== Available records ==

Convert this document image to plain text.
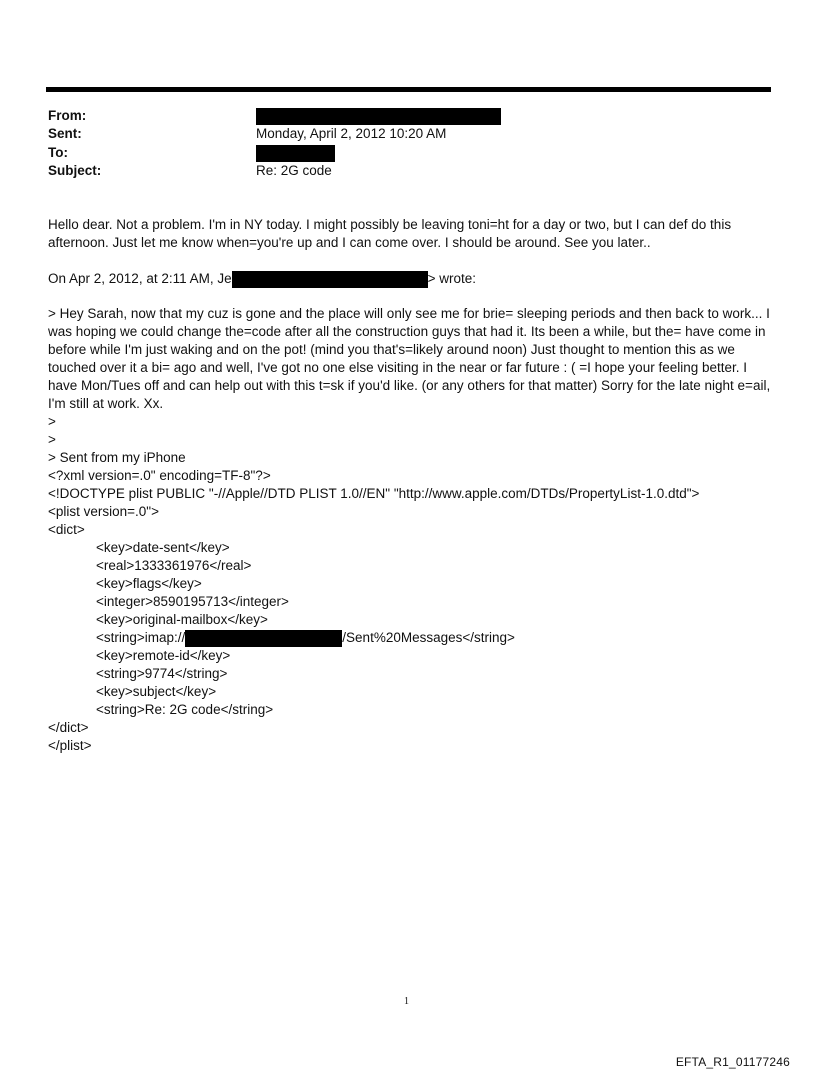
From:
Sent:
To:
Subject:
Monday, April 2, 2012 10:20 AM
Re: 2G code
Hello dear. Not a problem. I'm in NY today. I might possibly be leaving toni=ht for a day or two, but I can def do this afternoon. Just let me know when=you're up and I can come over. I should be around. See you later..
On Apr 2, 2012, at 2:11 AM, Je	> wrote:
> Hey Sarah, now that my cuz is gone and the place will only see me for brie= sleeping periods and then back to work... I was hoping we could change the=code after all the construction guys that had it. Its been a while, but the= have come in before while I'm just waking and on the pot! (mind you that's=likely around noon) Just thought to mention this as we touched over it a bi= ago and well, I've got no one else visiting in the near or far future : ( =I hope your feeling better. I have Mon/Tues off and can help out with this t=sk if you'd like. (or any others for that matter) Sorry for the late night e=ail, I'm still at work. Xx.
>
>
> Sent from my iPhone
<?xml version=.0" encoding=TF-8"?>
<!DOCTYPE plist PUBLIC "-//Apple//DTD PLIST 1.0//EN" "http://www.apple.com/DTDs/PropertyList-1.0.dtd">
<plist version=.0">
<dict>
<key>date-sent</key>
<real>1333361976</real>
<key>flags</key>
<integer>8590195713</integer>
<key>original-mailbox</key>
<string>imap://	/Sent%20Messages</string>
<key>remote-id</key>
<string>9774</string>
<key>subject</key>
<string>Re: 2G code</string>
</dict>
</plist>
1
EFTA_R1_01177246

===

▶ _Exercise aim_: The material above holds pictures; copy everything else in it exactly.

▶ _Complete response_:
Convert this document image to plain text.
From:
Sent:
To:
Subject:
Monday, April 2, 2012 10:20 AM
Re: 2G code
Hello dear. Not a problem. I'm in NY today. I might possibly be leaving toni=ht for a day or two, but I can def do this afternoon. Just let me know when=you're up and I can come over. I should be around. See you later..
On Apr 2, 2012, at 2:11 AM, Je	> wrote:
> Hey Sarah, now that my cuz is gone and the place will only see me for brie= sleeping periods and then back to work... I was hoping we could change the=code after all the construction guys that had it. Its been a while, but the= have come in before while I'm just waking and on the pot! (mind you that's=likely around noon) Just thought to mention this as we touched over it a bi= ago and well, I've got no one else visiting in the near or far future : ( =I hope your feeling better. I have Mon/Tues off and can help out with this t=sk if you'd like. (or any others for that matter) Sorry for the late night e=ail, I'm still at work. Xx.
>
>
> Sent from my iPhone
<?xml version=.0" encoding=TF-8"?>
<!DOCTYPE plist PUBLIC "-//Apple//DTD PLIST 1.0//EN" "http://www.apple.com/DTDs/PropertyList-1.0.dtd">
<plist version=.0">
<dict>
<key>date-sent</key>
<real>1333361976</real>
<key>flags</key>
<integer>8590195713</integer>
<key>original-mailbox</key>
<string>imap://	/Sent%20Messages</string>
<key>remote-id</key>
<string>9774</string>
<key>subject</key>
<string>Re: 2G code</string>
</dict>
</plist>
1
EFTA_R1_01177246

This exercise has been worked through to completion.